__Written request__
Return every record verbatim.
────────────────────────────────────────
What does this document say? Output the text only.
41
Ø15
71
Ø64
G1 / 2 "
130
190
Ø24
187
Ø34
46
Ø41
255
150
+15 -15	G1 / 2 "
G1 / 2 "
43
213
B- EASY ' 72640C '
────────────────────────────────────────
__Solution for this task__
What does this document say? Output the text only.
41
Ø15
71
Ø64
G1 / 2 "
130
190
Ø24
187
Ø34
46
Ø41
255
150
+15 -15	G1 / 2 "
G1 / 2 "
43
213
B- EASY ' 72640C '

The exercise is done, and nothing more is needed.